Exercise goal: Make an exact copy of the entries below.

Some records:
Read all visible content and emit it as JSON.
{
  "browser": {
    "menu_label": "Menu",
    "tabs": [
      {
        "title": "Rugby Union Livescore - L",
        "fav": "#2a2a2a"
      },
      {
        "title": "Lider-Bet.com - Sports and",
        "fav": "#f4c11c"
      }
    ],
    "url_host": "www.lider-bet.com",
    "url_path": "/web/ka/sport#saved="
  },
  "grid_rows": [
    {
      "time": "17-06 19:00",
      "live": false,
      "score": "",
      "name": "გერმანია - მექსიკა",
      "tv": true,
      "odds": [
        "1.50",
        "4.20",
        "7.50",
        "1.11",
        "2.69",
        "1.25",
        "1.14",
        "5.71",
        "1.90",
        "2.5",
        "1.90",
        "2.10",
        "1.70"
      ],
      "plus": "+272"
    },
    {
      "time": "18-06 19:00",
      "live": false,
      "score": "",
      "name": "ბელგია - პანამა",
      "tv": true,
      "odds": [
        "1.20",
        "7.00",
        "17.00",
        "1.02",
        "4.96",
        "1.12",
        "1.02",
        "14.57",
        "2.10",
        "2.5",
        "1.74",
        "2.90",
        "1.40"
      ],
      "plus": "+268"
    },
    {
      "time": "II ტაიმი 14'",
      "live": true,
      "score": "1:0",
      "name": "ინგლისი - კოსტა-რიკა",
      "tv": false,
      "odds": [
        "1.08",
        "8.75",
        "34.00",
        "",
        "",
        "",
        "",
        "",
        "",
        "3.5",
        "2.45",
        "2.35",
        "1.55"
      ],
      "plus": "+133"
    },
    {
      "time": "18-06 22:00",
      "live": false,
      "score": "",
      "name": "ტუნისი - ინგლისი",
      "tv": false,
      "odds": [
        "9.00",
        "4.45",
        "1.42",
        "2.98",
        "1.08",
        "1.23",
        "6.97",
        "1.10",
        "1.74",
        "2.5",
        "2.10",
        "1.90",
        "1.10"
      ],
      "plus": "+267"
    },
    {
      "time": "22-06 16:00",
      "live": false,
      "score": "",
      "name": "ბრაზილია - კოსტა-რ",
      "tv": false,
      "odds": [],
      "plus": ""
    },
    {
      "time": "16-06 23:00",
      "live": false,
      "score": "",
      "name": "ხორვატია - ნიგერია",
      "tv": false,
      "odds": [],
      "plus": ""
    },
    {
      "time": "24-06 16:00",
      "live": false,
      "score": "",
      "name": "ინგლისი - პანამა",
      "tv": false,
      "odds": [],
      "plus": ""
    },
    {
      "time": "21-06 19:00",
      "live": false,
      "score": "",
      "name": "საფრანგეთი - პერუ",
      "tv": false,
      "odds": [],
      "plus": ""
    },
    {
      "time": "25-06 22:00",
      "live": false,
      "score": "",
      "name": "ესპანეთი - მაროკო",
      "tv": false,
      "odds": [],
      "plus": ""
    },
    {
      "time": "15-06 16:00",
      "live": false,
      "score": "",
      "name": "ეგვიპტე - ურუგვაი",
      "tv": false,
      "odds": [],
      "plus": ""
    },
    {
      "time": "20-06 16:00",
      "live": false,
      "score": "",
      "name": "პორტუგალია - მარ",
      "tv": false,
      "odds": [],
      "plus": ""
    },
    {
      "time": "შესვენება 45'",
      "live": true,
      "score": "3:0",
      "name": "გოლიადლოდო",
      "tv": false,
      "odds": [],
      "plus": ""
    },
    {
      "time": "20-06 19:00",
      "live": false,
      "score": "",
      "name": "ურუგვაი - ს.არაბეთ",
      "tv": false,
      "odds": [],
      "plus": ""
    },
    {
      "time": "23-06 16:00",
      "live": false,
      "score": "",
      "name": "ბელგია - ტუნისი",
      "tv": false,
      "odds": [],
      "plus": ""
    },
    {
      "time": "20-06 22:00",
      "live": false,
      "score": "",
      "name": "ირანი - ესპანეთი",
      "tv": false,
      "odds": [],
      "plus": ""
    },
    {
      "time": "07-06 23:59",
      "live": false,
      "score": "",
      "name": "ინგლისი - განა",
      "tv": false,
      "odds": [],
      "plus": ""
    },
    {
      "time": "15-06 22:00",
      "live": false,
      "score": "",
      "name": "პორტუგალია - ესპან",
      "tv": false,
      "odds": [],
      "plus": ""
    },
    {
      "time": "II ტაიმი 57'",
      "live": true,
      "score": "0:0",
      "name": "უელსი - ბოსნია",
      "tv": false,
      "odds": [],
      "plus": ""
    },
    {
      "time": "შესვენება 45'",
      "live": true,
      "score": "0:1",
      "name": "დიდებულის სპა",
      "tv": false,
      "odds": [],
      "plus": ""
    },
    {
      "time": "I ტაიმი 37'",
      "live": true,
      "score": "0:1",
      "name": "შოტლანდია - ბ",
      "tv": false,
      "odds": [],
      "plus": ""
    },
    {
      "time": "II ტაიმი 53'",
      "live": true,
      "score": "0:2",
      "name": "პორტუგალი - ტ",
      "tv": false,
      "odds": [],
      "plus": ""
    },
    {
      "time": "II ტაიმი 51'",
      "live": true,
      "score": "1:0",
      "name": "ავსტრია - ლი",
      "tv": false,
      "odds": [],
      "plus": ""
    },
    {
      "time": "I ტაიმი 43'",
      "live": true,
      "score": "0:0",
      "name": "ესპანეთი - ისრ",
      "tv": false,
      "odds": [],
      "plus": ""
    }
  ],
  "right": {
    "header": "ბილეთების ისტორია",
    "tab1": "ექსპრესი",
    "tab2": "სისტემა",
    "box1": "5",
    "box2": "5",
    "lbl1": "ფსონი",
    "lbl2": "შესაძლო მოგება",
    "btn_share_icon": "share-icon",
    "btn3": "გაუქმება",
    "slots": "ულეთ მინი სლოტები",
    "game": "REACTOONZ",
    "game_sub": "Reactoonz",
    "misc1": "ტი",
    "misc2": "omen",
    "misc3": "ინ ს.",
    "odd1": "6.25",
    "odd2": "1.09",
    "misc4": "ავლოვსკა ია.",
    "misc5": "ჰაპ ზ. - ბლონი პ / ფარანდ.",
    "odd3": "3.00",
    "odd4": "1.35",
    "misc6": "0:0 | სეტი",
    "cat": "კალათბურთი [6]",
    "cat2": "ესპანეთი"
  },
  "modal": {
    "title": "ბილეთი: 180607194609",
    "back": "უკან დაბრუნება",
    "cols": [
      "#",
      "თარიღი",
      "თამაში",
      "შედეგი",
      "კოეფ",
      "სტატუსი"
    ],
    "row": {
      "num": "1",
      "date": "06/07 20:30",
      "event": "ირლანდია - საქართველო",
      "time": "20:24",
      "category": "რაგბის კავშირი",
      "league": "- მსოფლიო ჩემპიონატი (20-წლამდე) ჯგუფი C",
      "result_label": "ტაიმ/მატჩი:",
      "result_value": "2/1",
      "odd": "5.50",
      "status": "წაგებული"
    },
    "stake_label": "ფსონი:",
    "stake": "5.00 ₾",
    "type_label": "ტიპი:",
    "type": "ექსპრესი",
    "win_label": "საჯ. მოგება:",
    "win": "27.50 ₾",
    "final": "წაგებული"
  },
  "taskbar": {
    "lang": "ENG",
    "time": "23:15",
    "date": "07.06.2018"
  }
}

Response for this exercise:
Read all visible content and emit it as JSON.
{
  "browser": {
    "menu_label": "Menu",
    "tabs": [
      {
        "title": "Rugby Union Livescore - L",
        "fav": "#2a2a2a"
      },
      {
        "title": "Lider-Bet.com - Sports and",
        "fav": "#f4c11c"
      }
    ],
    "url_host": "www.lider-bet.com",
    "url_path": "/web/ka/sport#saved="
  },
  "grid_rows": [
    {
      "time": "17-06 19:00",
      "live": false,
      "score": "",
      "name": "გერმანია - მექსიკა",
      "tv": true,
      "odds": [
        "1.50",
        "4.20",
        "7.50",
        "1.11",
        "2.69",
        "1.25",
        "1.14",
        "5.71",
        "1.90",
        "2.5",
        "1.90",
        "2.10",
        "1.70"
      ],
      "plus": "+272"
    },
    {
      "time": "18-06 19:00",
      "live": false,
      "score": "",
      "name": "ბელგია - პანამა",
      "tv": true,
      "odds": [
        "1.20",
        "7.00",
        "17.00",
        "1.02",
        "4.96",
        "1.12",
        "1.02",
        "14.57",
        "2.10",
        "2.5",
        "1.74",
        "2.90",
        "1.40"
      ],
      "plus": "+268"
    },
    {
      "time": "II ტაიმი 14'",
      "live": true,
      "score": "1:0",
      "name": "ინგლისი - კოსტა-რიკა",
      "tv": false,
      "odds": [
        "1.08",
        "8.75",
        "34.00",
        "",
        "",
        "",
        "",
        "",
        "",
        "3.5",
        "2.45",
        "2.35",
        "1.55"
      ],
      "plus": "+133"
    },
    {
      "time": "18-06 22:00",
      "live": false,
      "score": "",
      "name": "ტუნისი - ინგლისი",
      "tv": false,
      "odds": [
        "9.00",
        "4.45",
        "1.42",
        "2.98",
        "1.08",
        "1.23",
        "6.97",
        "1.10",
        "1.74",
        "2.5",
        "2.10",
        "1.90",
        "1.10"
      ],
      "plus": "+267"
    },
    {
      "time": "22-06 16:00",
      "live": false,
      "score": "",
      "name": "ბრაზილია - კოსტა-რ",
      "tv": false,
      "odds": [],
      "plus": ""
    },
    {
      "time": "16-06 23:00",
      "live": false,
      "score": "",
      "name": "ხორვატია - ნიგერია",
      "tv": false,
      "odds": [],
      "plus": ""
    },
    {
      "time": "24-06 16:00",
      "live": false,
      "score": "",
      "name": "ინგლისი - პანამა",
      "tv": false,
      "odds": [],
      "plus": ""
    },
    {
      "time": "21-06 19:00",
      "live": false,
      "score": "",
      "name": "საფრანგეთი - პერუ",
      "tv": false,
      "odds": [],
      "plus": ""
    },
    {
      "time": "25-06 22:00",
      "live": false,
      "score": "",
      "name": "ესპანეთი - მაროკო",
      "tv": false,
      "odds": [],
      "plus": ""
    },
    {
      "time": "15-06 16:00",
      "live": false,
      "score": "",
      "name": "ეგვიპტე - ურუგვაი",
      "tv": false,
      "odds": [],
      "plus": ""
    },
    {
      "time": "20-06 16:00",
      "live": false,
      "score": "",
      "name": "პორტუგალია - მარ",
      "tv": false,
      "odds": [],
      "plus": ""
    },
    {
      "time": "შესვენება 45'",
      "live": true,
      "score": "3:0",
      "name": "გოლიადლოდო",
      "tv": false,
      "odds": [],
      "plus": ""
    },
    {
      "time": "20-06 19:00",
      "live": false,
      "score": "",
      "name": "ურუგვაი - ს.არაბეთ",
      "tv": false,
      "odds": [],
      "plus": ""
    },
    {
      "time": "23-06 16:00",
      "live": false,
      "score": "",
      "name": "ბელგია - ტუნისი",
      "tv": false,
      "odds": [],
      "plus": ""
    },
    {
      "time": "20-06 22:00",
      "live": false,
      "score": "",
      "name": "ირანი - ესპანეთი",
      "tv": false,
      "odds": [],
      "plus": ""
    },
    {
      "time": "07-06 23:59",
      "live": false,
      "score": "",
      "name": "ინგლისი - განა",
      "tv": false,
      "odds": [],
      "plus": ""
    },
    {
      "time": "15-06 22:00",
      "live": false,
      "score": "",
      "name": "პორტუგალია - ესპან",
      "tv": false,
      "odds": [],
      "plus": ""
    },
    {
      "time": "II ტაიმი 57'",
      "live": true,
      "score": "0:0",
      "name": "უელსი - ბოსნია",
      "tv": false,
      "odds": [],
      "plus": ""
    },
    {
      "time": "შესვენება 45'",
      "live": true,
      "score": "0:1",
      "name": "დიდებულის სპა",
      "tv": false,
      "odds": [],
      "plus": ""
    },
    {
      "time": "I ტაიმი 37'",
      "live": true,
      "score": "0:1",
      "name": "შოტლანდია - ბ",
      "tv": false,
      "odds": [],
      "plus": ""
    },
    {
      "time": "II ტაიმი 53'",
      "live": true,
      "score": "0:2",
      "name": "პორტუგალი - ტ",
      "tv": false,
      "odds": [],
      "plus": ""
    },
    {
      "time": "II ტაიმი 51'",
      "live": true,
      "score": "1:0",
      "name": "ავსტრია - ლი",
      "tv": false,
      "odds": [],
      "plus": ""
    },
    {
      "time": "I ტაიმი 43'",
      "live": true,
      "score": "0:0",
      "name": "ესპანეთი - ისრ",
      "tv": false,
      "odds": [],
      "plus": ""
    }
  ],
  "right": {
    "header": "ბილეთების ისტორია",
    "tab1": "ექსპრესი",
    "tab2": "სისტემა",
    "box1": "5",
    "box2": "5",
    "lbl1": "ფსონი",
    "lbl2": "შესაძლო მოგება",
    "btn_share_icon": "share-icon",
    "btn3": "გაუქმება",
    "slots": "ულეთ მინი სლოტები",
    "game": "REACTOONZ",
    "game_sub": "Reactoonz",
    "misc1": "ტი",
    "misc2": "omen",
    "misc3": "ინ ს.",
    "odd1": "6.25",
    "odd2": "1.09",
    "misc4": "ავლოვსკა ია.",
    "misc5": "ჰაპ ზ. - ბლონი პ / ფარანდ.",
    "odd3": "3.00",
    "odd4": "1.35",
    "misc6": "0:0 | სეტი",
    "cat": "კალათბურთი [6]",
    "cat2": "ესპანეთი"
  },
  "modal": {
    "title": "ბილეთი: 180607194609",
    "back": "უკან დაბრუნება",
    "cols": [
      "#",
      "თარიღი",
      "თამაში",
      "შედეგი",
      "კოეფ",
      "სტატუსი"
    ],
    "row": {
      "num": "1",
      "date": "06/07 20:30",
      "event": "ირლანდია - საქართველო",
      "time": "20:24",
      "category": "რაგბის კავშირი",
      "league": "- მსოფლიო ჩემპიონატი (20-წლამდე) ჯგუფი C",
      "result_label": "ტაიმ/მატჩი:",
      "result_value": "2/1",
      "odd": "5.50",
      "status": "წაგებული"
    },
    "stake_label": "ფსონი:",
    "stake": "5.00 ₾",
    "type_label": "ტიპი:",
    "type": "ექსპრესი",
    "win_label": "საჯ. მოგება:",
    "win": "27.50 ₾",
    "final": "წაგებული"
  },
  "taskbar": {
    "lang": "ENG",
    "time": "23:15",
    "date": "07.06.2018"
  }
}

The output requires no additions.